> _Exercise prompt_:
Every line in the listing is to be echoed verbatim.

> _Stored items_:
::::::::::

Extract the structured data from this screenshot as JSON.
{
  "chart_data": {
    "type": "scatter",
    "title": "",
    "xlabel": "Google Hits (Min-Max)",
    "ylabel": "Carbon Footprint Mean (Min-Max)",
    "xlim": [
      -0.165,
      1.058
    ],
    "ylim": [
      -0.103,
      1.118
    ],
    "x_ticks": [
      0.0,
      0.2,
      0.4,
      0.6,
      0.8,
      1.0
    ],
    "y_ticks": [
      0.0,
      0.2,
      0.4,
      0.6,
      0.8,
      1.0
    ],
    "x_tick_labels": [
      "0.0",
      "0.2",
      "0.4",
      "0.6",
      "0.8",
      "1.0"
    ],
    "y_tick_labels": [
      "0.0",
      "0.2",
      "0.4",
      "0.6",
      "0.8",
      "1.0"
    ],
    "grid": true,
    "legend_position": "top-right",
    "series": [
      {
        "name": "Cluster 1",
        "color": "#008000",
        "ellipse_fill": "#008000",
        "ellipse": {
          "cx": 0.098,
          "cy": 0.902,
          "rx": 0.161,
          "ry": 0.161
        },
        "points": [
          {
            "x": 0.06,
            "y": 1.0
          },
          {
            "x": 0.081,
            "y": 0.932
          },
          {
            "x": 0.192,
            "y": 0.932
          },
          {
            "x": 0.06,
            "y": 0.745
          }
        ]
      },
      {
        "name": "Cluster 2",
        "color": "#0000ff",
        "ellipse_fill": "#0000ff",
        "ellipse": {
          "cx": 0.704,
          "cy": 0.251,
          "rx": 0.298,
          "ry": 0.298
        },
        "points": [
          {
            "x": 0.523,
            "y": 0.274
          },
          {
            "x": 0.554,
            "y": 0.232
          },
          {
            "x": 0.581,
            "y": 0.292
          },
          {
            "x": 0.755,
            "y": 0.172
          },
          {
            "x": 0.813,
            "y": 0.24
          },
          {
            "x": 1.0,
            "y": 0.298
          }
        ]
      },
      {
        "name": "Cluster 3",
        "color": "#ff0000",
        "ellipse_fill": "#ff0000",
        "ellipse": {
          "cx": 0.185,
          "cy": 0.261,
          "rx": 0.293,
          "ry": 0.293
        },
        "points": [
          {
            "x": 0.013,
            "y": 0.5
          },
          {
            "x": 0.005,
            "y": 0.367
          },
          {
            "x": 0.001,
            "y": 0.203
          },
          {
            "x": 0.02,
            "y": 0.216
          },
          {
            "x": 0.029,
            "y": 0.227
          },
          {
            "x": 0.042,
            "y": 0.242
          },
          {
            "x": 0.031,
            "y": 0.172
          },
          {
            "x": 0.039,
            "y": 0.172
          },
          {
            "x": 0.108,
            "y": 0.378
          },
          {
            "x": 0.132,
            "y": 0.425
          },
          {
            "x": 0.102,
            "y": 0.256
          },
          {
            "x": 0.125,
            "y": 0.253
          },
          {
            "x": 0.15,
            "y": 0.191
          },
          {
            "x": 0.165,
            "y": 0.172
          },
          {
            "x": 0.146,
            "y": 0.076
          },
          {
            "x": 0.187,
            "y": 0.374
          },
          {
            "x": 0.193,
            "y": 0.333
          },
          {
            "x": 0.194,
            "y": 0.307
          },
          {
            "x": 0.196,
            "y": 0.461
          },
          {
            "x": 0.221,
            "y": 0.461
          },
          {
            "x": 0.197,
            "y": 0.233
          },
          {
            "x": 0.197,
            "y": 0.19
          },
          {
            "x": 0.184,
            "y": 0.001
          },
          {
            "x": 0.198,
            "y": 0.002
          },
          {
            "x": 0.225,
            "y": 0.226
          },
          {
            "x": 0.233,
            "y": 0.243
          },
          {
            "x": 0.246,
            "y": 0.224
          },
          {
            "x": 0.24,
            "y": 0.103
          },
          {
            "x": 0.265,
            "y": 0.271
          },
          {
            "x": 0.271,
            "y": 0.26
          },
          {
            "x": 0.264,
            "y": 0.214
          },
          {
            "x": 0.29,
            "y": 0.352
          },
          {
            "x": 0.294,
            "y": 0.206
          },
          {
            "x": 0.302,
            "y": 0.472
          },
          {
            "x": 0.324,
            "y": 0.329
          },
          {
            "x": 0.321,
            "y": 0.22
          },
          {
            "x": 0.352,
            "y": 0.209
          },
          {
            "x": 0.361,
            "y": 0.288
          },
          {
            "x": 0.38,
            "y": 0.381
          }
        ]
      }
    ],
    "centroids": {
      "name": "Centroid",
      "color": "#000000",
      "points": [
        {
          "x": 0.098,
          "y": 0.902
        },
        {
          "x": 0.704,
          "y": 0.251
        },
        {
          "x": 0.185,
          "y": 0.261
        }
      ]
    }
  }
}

::::::::::

> _Reply_:
Extract the structured data from this screenshot as JSON.
{
  "chart_data": {
    "type": "scatter",
    "title": "",
    "xlabel": "Google Hits (Min-Max)",
    "ylabel": "Carbon Footprint Mean (Min-Max)",
    "xlim": [
      -0.165,
      1.058
    ],
    "ylim": [
      -0.103,
      1.118
    ],
    "x_ticks": [
      0.0,
      0.2,
      0.4,
      0.6,
      0.8,
      1.0
    ],
    "y_ticks": [
      0.0,
      0.2,
      0.4,
      0.6,
      0.8,
      1.0
    ],
    "x_tick_labels": [
      "0.0",
      "0.2",
      "0.4",
      "0.6",
      "0.8",
      "1.0"
    ],
    "y_tick_labels": [
      "0.0",
      "0.2",
      "0.4",
      "0.6",
      "0.8",
      "1.0"
    ],
    "grid": true,
    "legend_position": "top-right",
    "series": [
      {
        "name": "Cluster 1",
        "color": "#008000",
        "ellipse_fill": "#008000",
        "ellipse": {
          "cx": 0.098,
          "cy": 0.902,
          "rx": 0.161,
          "ry": 0.161
        },
        "points": [
          {
            "x": 0.06,
            "y": 1.0
          },
          {
            "x": 0.081,
            "y": 0.932
          },
          {
            "x": 0.192,
            "y": 0.932
          },
          {
            "x": 0.06,
            "y": 0.745
          }
        ]
      },
      {
        "name": "Cluster 2",
        "color": "#0000ff",
        "ellipse_fill": "#0000ff",
        "ellipse": {
          "cx": 0.704,
          "cy": 0.251,
          "rx": 0.298,
          "ry": 0.298
        },
        "points": [
          {
            "x": 0.523,
            "y": 0.274
          },
          {
            "x": 0.554,
            "y": 0.232
          },
          {
            "x": 0.581,
            "y": 0.292
          },
          {
            "x": 0.755,
            "y": 0.172
          },
          {
            "x": 0.813,
            "y": 0.24
          },
          {
            "x": 1.0,
            "y": 0.298
          }
        ]
      },
      {
        "name": "Cluster 3",
        "color": "#ff0000",
        "ellipse_fill": "#ff0000",
        "ellipse": {
          "cx": 0.185,
          "cy": 0.261,
          "rx": 0.293,
          "ry": 0.293
        },
        "points": [
          {
            "x": 0.013,
            "y": 0.5
          },
          {
            "x": 0.005,
            "y": 0.367
          },
          {
            "x": 0.001,
            "y": 0.203
          },
          {
            "x": 0.02,
            "y": 0.216
          },
          {
            "x": 0.029,
            "y": 0.227
          },
          {
            "x": 0.042,
            "y": 0.242
          },
          {
            "x": 0.031,
            "y": 0.172
          },
          {
            "x": 0.039,
            "y": 0.172
          },
          {
            "x": 0.108,
            "y": 0.378
          },
          {
            "x": 0.132,
            "y": 0.425
          },
          {
            "x": 0.102,
            "y": 0.256
          },
          {
            "x": 0.125,
            "y": 0.253
          },
          {
            "x": 0.15,
            "y": 0.191
          },
          {
            "x": 0.165,
            "y": 0.172
          },
          {
            "x": 0.146,
            "y": 0.076
          },
          {
            "x": 0.187,
            "y": 0.374
          },
          {
            "x": 0.193,
            "y": 0.333
          },
          {
            "x": 0.194,
            "y": 0.307
          },
          {
            "x": 0.196,
            "y": 0.461
          },
          {
            "x": 0.221,
            "y": 0.461
          },
          {
            "x": 0.197,
            "y": 0.233
          },
          {
            "x": 0.197,
            "y": 0.19
          },
          {
            "x": 0.184,
            "y": 0.001
          },
          {
            "x": 0.198,
            "y": 0.002
          },
          {
            "x": 0.225,
            "y": 0.226
          },
          {
            "x": 0.233,
            "y": 0.243
          },
          {
            "x": 0.246,
            "y": 0.224
          },
          {
            "x": 0.24,
            "y": 0.103
          },
          {
            "x": 0.265,
            "y": 0.271
          },
          {
            "x": 0.271,
            "y": 0.26
          },
          {
            "x": 0.264,
            "y": 0.214
          },
          {
            "x": 0.29,
            "y": 0.352
          },
          {
            "x": 0.294,
            "y": 0.206
          },
          {
            "x": 0.302,
            "y": 0.472
          },
          {
            "x": 0.324,
            "y": 0.329
          },
          {
            "x": 0.321,
            "y": 0.22
          },
          {
            "x": 0.352,
            "y": 0.209
          },
          {
            "x": 0.361,
            "y": 0.288
          },
          {
            "x": 0.38,
            "y": 0.381
          }
        ]
      }
    ],
    "centroids": {
      "name": "Centroid",
      "color": "#000000",
      "points": [
        {
          "x": 0.098,
          "y": 0.902
        },
        {
          "x": 0.704,
          "y": 0.251
        },
        {
          "x": 0.185,
          "y": 0.261
        }
      ]
    }
  }
}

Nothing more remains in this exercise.